*Request*. Filter these entries, keeping only lines that hold the word "ylabel".

*Data for processing*.
+ + +

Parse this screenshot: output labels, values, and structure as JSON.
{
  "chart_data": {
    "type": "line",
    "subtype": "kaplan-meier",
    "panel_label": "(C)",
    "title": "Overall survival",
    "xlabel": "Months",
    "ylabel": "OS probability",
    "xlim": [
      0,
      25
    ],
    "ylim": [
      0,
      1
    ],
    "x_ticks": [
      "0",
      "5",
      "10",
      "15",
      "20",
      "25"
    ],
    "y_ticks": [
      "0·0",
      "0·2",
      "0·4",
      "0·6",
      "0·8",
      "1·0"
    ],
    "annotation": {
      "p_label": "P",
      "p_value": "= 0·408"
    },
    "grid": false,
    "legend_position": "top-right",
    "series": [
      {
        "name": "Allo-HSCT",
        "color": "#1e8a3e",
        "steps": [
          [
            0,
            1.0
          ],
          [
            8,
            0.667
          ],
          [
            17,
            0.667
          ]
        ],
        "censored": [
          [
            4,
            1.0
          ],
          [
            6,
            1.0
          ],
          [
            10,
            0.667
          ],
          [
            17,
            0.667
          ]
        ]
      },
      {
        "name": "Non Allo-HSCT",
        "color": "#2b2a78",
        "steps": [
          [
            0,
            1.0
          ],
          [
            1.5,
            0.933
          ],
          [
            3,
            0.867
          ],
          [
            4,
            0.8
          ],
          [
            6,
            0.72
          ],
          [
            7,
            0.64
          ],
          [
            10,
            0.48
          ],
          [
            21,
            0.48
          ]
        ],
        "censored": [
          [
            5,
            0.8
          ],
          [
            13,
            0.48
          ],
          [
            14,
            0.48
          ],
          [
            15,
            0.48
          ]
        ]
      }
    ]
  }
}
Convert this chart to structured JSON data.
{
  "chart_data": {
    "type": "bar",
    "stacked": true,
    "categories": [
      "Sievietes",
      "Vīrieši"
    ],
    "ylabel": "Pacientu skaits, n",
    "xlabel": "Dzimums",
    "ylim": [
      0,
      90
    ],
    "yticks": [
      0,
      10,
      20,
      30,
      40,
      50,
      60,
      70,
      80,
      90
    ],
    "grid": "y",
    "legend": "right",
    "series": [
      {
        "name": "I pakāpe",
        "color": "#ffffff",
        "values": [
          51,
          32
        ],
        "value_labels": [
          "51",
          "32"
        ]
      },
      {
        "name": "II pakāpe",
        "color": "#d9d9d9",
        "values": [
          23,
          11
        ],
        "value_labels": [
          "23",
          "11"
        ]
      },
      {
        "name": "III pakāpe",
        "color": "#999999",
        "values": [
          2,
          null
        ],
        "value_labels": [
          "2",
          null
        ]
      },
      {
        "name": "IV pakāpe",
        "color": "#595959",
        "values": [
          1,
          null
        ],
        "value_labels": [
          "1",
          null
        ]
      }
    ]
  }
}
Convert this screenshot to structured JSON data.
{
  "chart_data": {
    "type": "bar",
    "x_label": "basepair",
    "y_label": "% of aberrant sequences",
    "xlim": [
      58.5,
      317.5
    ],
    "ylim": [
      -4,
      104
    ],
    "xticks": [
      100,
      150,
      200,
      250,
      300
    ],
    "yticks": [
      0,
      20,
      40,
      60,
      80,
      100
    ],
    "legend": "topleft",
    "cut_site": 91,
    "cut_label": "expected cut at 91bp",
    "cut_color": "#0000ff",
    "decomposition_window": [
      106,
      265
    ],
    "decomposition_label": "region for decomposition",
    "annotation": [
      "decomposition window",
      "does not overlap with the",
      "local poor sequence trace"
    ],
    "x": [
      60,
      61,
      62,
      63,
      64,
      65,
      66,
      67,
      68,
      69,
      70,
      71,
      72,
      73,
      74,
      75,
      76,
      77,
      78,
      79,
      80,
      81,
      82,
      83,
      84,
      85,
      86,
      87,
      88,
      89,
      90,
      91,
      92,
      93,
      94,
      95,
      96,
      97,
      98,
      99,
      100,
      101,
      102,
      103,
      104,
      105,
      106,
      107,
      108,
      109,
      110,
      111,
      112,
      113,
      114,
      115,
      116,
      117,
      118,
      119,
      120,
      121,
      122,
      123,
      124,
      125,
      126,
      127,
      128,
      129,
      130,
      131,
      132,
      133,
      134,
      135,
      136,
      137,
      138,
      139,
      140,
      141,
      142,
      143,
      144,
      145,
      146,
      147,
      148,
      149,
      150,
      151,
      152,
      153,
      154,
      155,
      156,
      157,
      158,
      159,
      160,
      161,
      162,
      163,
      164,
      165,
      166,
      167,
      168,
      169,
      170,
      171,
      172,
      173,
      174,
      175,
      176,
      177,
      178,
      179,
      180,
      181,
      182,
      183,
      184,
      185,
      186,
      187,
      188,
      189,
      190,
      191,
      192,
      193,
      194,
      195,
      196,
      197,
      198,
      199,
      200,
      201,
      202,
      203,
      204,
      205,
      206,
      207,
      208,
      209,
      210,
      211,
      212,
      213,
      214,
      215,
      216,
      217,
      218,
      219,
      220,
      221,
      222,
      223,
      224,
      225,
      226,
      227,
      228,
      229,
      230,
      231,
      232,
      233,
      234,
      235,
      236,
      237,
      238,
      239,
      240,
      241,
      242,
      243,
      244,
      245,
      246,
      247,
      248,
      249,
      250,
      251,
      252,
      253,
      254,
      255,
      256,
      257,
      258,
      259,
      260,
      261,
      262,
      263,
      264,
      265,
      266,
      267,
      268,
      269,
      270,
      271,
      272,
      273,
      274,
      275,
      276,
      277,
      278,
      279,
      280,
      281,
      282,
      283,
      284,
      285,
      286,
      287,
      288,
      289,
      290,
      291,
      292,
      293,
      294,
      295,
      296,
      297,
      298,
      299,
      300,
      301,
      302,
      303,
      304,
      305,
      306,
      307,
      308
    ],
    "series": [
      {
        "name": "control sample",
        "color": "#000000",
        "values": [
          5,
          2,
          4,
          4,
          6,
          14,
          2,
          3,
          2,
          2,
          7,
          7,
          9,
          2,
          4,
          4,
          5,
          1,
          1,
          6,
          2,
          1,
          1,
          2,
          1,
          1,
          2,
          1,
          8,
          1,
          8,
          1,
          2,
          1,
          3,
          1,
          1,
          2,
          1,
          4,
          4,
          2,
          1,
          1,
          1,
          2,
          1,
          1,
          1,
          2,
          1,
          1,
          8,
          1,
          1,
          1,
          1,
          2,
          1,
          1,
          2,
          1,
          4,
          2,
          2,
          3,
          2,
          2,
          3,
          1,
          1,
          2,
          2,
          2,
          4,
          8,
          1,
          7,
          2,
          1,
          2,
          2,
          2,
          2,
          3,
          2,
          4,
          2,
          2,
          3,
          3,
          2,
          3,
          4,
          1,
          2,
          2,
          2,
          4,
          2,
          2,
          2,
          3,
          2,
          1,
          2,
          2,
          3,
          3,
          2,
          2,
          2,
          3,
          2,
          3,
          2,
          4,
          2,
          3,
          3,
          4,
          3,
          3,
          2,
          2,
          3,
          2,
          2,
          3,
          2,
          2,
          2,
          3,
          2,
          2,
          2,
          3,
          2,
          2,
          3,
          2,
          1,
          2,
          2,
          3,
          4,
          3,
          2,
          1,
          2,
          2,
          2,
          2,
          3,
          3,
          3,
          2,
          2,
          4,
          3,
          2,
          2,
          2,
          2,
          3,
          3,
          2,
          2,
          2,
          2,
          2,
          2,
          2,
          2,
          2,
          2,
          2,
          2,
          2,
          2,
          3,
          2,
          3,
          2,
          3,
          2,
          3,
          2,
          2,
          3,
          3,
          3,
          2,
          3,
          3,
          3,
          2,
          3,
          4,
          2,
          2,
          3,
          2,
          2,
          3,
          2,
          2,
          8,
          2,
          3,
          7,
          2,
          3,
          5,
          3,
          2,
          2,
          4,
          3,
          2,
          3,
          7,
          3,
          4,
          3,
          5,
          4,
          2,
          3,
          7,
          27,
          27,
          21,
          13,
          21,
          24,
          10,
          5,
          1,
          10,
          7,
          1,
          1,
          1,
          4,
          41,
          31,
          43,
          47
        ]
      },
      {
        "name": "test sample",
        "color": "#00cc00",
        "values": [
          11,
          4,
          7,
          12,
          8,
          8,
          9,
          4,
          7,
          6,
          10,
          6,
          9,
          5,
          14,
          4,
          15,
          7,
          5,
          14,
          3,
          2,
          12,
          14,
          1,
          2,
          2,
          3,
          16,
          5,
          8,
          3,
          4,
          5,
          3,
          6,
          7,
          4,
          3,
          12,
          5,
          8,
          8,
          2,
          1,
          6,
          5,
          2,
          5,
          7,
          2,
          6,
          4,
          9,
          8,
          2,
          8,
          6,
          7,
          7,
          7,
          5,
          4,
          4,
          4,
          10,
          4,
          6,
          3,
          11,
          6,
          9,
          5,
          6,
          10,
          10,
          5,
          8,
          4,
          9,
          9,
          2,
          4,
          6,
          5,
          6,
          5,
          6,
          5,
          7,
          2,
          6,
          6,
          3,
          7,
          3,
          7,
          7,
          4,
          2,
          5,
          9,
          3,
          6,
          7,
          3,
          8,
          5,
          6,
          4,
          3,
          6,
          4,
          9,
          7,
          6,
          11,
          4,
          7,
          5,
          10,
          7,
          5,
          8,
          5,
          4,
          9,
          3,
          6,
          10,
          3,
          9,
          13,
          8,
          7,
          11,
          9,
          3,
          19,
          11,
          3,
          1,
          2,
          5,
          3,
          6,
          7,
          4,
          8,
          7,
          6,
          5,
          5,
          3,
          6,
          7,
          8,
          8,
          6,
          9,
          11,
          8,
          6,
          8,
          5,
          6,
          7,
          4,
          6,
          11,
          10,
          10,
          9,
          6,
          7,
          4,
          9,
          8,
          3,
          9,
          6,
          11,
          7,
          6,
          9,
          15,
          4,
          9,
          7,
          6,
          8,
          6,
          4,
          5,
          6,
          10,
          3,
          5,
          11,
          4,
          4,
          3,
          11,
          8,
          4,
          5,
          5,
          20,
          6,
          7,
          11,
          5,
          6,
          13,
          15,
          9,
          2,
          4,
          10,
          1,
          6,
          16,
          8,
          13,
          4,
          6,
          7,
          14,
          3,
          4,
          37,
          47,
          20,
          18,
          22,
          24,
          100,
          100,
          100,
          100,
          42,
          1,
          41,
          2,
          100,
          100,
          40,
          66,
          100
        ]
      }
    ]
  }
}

+ + +

*Answer to the task*.
    "ylabel": "OS probability",
    "ylabel": "Pacientu skaits, n",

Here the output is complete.